- [Saved entries]
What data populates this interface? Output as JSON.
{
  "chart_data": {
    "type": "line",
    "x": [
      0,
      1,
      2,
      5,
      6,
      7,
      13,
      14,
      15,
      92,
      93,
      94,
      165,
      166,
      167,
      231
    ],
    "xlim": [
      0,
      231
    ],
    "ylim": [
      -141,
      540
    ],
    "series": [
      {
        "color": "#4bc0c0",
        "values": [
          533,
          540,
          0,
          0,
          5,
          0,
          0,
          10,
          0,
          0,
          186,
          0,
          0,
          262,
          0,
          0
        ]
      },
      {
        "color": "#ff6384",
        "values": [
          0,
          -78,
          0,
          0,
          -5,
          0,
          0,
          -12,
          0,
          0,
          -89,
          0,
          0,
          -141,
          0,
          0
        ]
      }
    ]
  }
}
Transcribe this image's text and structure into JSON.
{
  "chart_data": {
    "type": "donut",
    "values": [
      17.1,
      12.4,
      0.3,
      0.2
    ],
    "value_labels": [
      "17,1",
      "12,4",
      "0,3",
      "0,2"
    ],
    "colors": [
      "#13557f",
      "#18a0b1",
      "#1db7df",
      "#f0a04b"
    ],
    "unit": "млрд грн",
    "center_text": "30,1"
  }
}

- [Aim of the exercise] Identify every line above with the string "JSON" in it. Copy those lines.

- [Finished answer]
What data populates this interface? Output as JSON.
Transcribe this image's text and structure into JSON.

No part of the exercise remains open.